Items from a dataset
• • • • •
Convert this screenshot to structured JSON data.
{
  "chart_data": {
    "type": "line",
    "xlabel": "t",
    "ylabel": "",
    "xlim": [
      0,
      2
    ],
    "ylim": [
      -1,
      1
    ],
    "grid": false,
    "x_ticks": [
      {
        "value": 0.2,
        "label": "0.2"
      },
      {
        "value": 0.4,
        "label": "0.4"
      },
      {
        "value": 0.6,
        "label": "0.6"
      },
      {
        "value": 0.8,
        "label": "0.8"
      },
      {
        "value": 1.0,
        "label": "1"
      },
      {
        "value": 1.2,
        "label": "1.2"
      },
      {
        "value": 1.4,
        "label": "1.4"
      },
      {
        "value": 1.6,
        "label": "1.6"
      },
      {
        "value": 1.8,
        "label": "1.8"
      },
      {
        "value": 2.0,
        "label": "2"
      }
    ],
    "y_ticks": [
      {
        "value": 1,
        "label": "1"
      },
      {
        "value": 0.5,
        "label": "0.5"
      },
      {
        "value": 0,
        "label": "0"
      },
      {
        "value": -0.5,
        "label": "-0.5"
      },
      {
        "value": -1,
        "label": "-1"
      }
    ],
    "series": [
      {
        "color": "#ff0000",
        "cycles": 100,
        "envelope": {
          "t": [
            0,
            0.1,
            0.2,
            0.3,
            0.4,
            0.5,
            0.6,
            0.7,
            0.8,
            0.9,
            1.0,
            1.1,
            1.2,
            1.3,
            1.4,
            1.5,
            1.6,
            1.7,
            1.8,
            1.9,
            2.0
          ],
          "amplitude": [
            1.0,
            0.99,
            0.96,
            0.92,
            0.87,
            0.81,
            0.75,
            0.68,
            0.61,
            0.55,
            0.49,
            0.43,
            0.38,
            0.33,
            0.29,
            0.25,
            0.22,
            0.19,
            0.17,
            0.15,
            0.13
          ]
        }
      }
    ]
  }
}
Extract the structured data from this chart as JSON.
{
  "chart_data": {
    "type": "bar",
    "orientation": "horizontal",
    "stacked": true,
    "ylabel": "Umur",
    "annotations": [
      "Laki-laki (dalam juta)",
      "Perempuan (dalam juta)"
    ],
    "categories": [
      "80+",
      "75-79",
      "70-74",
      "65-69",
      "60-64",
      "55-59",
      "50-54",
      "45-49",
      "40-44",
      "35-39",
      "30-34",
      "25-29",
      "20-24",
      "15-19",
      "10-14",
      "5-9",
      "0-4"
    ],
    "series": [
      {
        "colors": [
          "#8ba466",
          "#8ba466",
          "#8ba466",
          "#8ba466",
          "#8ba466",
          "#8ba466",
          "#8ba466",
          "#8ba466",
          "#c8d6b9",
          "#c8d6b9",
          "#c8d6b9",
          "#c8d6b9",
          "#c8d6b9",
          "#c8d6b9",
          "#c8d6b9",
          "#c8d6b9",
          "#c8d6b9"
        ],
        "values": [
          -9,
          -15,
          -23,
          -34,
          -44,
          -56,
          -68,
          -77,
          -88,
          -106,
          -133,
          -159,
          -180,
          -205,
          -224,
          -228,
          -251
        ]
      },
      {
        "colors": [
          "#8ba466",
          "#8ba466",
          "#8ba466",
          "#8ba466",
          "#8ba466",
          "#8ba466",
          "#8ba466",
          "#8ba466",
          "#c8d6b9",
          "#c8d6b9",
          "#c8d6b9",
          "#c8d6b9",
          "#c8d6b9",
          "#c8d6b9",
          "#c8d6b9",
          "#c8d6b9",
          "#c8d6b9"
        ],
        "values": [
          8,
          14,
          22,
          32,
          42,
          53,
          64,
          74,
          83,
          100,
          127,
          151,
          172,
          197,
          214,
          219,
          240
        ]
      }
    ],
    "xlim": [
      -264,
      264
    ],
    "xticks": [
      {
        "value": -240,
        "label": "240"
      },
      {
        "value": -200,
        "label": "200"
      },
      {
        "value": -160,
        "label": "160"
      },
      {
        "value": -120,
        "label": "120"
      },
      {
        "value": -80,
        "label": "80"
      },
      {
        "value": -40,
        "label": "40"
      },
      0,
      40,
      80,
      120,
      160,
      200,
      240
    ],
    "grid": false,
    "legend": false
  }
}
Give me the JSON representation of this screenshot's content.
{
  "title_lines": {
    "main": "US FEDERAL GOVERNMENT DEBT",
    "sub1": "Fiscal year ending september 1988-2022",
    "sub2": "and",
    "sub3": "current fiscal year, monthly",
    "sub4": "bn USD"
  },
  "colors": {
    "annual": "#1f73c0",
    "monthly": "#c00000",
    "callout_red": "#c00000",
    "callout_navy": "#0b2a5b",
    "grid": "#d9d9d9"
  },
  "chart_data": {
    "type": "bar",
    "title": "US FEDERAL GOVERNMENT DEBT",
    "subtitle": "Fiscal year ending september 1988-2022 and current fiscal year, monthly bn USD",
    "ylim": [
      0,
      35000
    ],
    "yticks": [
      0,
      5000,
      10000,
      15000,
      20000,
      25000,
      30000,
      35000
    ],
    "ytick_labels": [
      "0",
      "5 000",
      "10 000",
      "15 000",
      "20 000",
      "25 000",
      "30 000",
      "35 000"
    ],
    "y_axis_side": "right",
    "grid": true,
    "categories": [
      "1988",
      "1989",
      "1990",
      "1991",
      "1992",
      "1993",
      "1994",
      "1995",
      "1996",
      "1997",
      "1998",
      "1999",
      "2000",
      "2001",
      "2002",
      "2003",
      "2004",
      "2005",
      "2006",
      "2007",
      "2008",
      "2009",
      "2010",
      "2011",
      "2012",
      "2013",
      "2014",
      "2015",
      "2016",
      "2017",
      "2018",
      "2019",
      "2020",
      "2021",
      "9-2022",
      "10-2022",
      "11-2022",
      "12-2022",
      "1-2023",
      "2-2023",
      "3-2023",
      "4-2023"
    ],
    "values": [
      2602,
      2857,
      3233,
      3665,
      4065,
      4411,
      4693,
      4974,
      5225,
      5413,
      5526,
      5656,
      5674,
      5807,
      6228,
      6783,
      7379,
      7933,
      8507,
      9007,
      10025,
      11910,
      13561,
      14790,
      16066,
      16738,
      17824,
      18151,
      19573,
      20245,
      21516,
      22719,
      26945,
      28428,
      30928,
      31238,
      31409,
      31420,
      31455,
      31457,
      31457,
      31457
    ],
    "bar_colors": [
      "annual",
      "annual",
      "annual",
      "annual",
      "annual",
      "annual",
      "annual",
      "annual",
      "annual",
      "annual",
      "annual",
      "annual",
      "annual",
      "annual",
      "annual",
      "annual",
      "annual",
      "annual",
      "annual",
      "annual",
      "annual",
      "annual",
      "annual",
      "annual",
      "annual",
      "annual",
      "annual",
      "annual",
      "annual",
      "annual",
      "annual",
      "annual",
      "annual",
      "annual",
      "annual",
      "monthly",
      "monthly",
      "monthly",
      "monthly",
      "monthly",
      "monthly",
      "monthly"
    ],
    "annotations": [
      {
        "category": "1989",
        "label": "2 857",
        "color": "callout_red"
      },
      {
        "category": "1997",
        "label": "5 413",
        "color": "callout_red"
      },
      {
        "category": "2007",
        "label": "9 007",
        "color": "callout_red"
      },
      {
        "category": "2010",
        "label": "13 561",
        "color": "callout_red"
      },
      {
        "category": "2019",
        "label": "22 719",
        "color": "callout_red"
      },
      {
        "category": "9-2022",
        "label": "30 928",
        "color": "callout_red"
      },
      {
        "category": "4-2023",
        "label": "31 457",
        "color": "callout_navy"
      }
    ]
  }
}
• • • • •
## Work instructions:
For each line in the data above that contains the string "dalam", extract the line.

## Reply to the task:
      "Laki-laki (dalam juta)",
      "Perempuan (dalam juta)"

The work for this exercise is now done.